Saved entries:
::::::
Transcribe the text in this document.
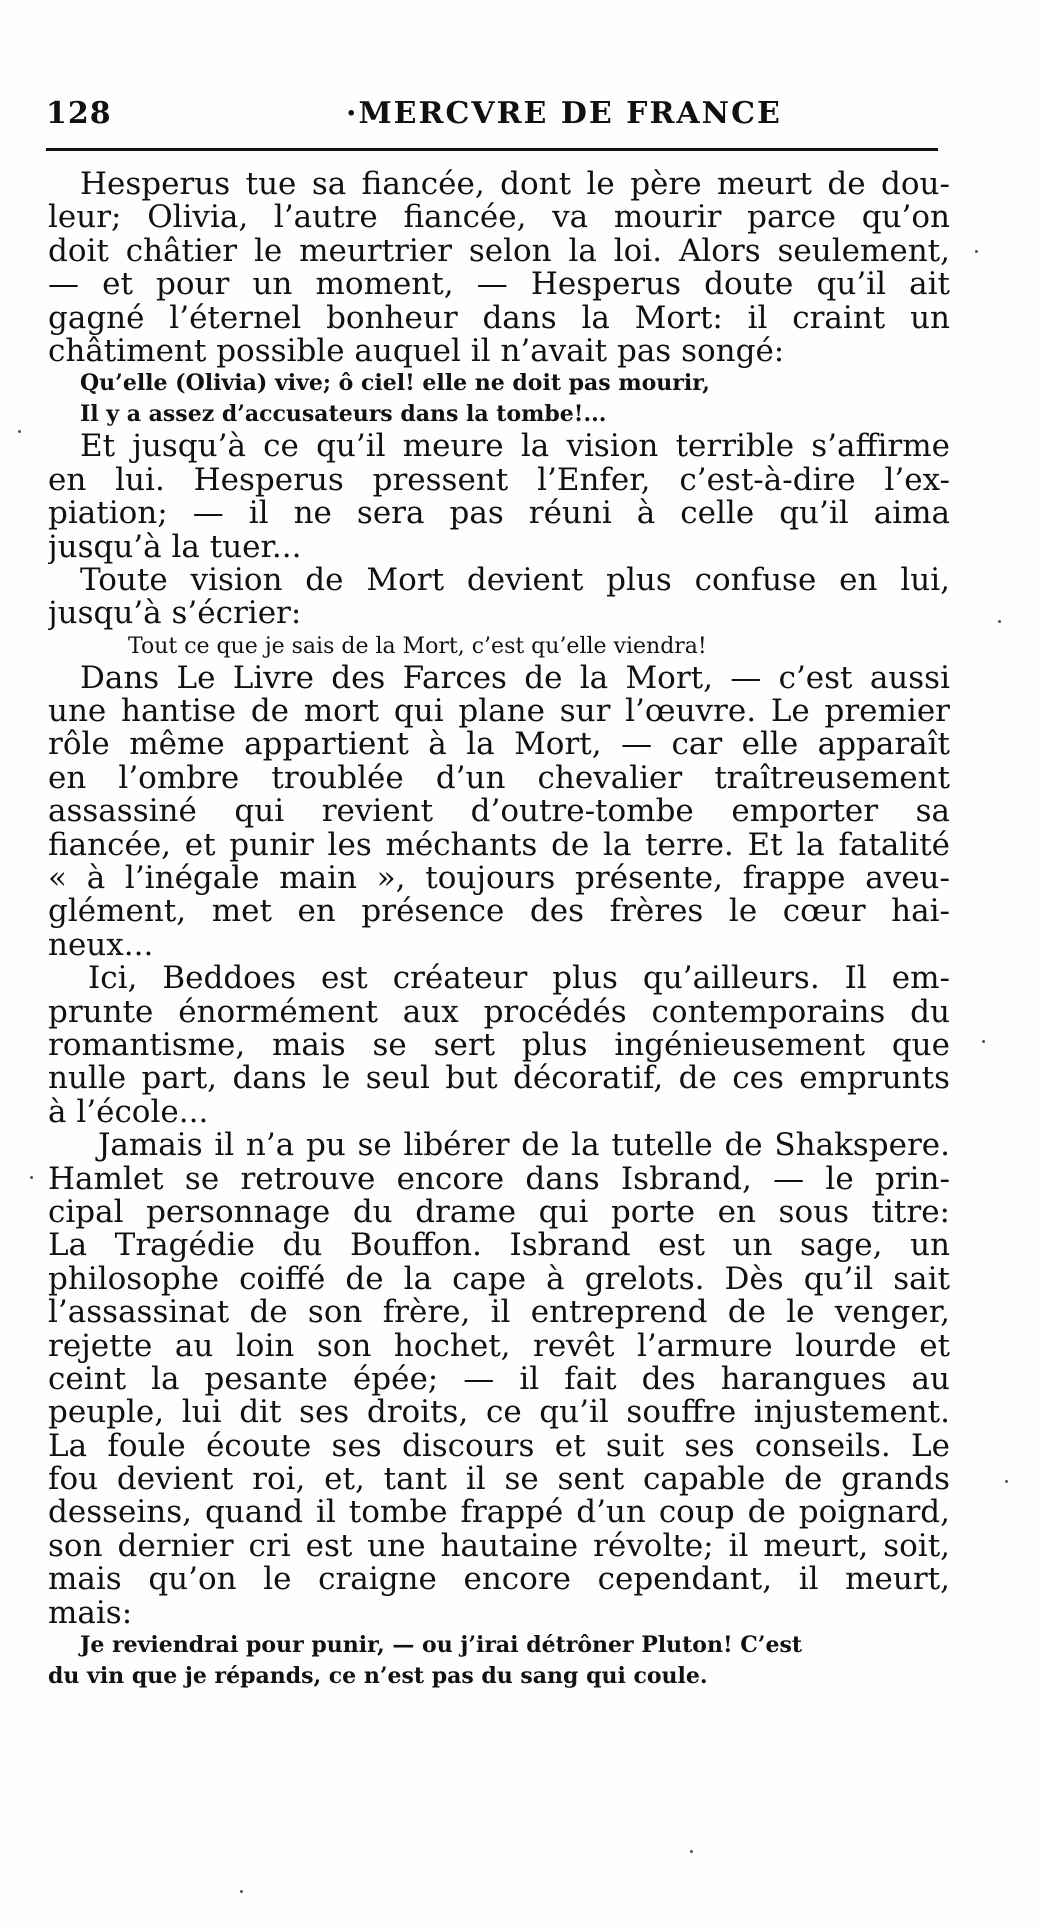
128	·MERCVRE DE FRANCE
Hesperus tue sa fiancée, dont le père meurt de dou-
leur; Olivia, l’autre fiancée, va mourir parce qu’on
doit châtier le meurtrier selon la loi. Alors seulement,
— et pour un moment, — Hesperus doute qu’il ait
gagné l’éternel bonheur dans la Mort: il craint un
châtiment possible auquel il n’avait pas songé:
Qu’elle (Olivia) vive; ô ciel! elle ne doit pas mourir,
Il y a assez d’accusateurs dans la tombe!...
Et jusqu’à ce qu’il meure la vision terrible s’affirme
en lui. Hesperus pressent l’Enfer, c’est-à-dire l’ex-
piation; — il ne sera pas réuni à celle qu’il aima
jusqu’à la tuer...
Toute vision de Mort devient plus confuse en lui,
jusqu’à s’écrier:
Tout ce que je sais de la Mort, c’est qu’elle viendra!
Dans Le Livre des Farces de la Mort, — c’est aussi
une hantise de mort qui plane sur l’œuvre. Le premier
rôle même appartient à la Mort, — car elle apparaît
en l’ombre troublée d’un chevalier traîtreusement
assassiné qui revient d’outre-tombe emporter sa
fiancée, et punir les méchants de la terre. Et la fatalité
« à l’inégale main », toujours présente, frappe aveu-
glément, met en présence des frères le cœur hai-
neux...
Ici, Beddoes est créateur plus qu’ailleurs. Il em-
prunte énormément aux procédés contemporains du
romantisme, mais se sert plus ingénieusement que
nulle part, dans le seul but décoratif, de ces emprunts
à l’école...
Jamais il n’a pu se libérer de la tutelle de Shakspere.
Hamlet se retrouve encore dans Isbrand, — le prin-
cipal personnage du drame qui porte en sous titre:
La Tragédie du Bouffon. Isbrand est un sage, un
philosophe coiffé de la cape à grelots. Dès qu’il sait
l’assassinat de son frère, il entreprend de le venger,
rejette au loin son hochet, revêt l’armure lourde et
ceint la pesante épée; — il fait des harangues au
peuple, lui dit ses droits, ce qu’il souffre injustement.
La foule écoute ses discours et suit ses conseils. Le
fou devient roi, et, tant il se sent capable de grands
desseins, quand il tombe frappé d’un coup de poignard,
son dernier cri est une hautaine révolte; il meurt, soit,
mais qu’on le craigne encore cependant, il meurt,
mais:
Je reviendrai pour punir, — ou j’irai détrôner Pluton! C’est
du vin que je répands, ce n’est pas du sang qui coule.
::::::
**Task directions**
Generate a word-for-word copy of the preceding records, excluding all pictures.

**Solution for this problem**
Transcribe the text in this document.
128	·MERCVRE DE FRANCE
Hesperus tue sa fiancée, dont le père meurt de dou-
leur; Olivia, l’autre fiancée, va mourir parce qu’on
doit châtier le meurtrier selon la loi. Alors seulement,
— et pour un moment, — Hesperus doute qu’il ait
gagné l’éternel bonheur dans la Mort: il craint un
châtiment possible auquel il n’avait pas songé:
Qu’elle (Olivia) vive; ô ciel! elle ne doit pas mourir,
Il y a assez d’accusateurs dans la tombe!...
Et jusqu’à ce qu’il meure la vision terrible s’affirme
en lui. Hesperus pressent l’Enfer, c’est-à-dire l’ex-
piation; — il ne sera pas réuni à celle qu’il aima
jusqu’à la tuer...
Toute vision de Mort devient plus confuse en lui,
jusqu’à s’écrier:
Tout ce que je sais de la Mort, c’est qu’elle viendra!
Dans Le Livre des Farces de la Mort, — c’est aussi
une hantise de mort qui plane sur l’œuvre. Le premier
rôle même appartient à la Mort, — car elle apparaît
en l’ombre troublée d’un chevalier traîtreusement
assassiné qui revient d’outre-tombe emporter sa
fiancée, et punir les méchants de la terre. Et la fatalité
« à l’inégale main », toujours présente, frappe aveu-
glément, met en présence des frères le cœur hai-
neux...
Ici, Beddoes est créateur plus qu’ailleurs. Il em-
prunte énormément aux procédés contemporains du
romantisme, mais se sert plus ingénieusement que
nulle part, dans le seul but décoratif, de ces emprunts
à l’école...
Jamais il n’a pu se libérer de la tutelle de Shakspere.
Hamlet se retrouve encore dans Isbrand, — le prin-
cipal personnage du drame qui porte en sous titre:
La Tragédie du Bouffon. Isbrand est un sage, un
philosophe coiffé de la cape à grelots. Dès qu’il sait
l’assassinat de son frère, il entreprend de le venger,
rejette au loin son hochet, revêt l’armure lourde et
ceint la pesante épée; — il fait des harangues au
peuple, lui dit ses droits, ce qu’il souffre injustement.
La foule écoute ses discours et suit ses conseils. Le
fou devient roi, et, tant il se sent capable de grands
desseins, quand il tombe frappé d’un coup de poignard,
son dernier cri est une hautaine révolte; il meurt, soit,
mais qu’on le craigne encore cependant, il meurt,
mais:
Je reviendrai pour punir, — ou j’irai détrôner Pluton! C’est
du vin que je répands, ce n’est pas du sang qui coule.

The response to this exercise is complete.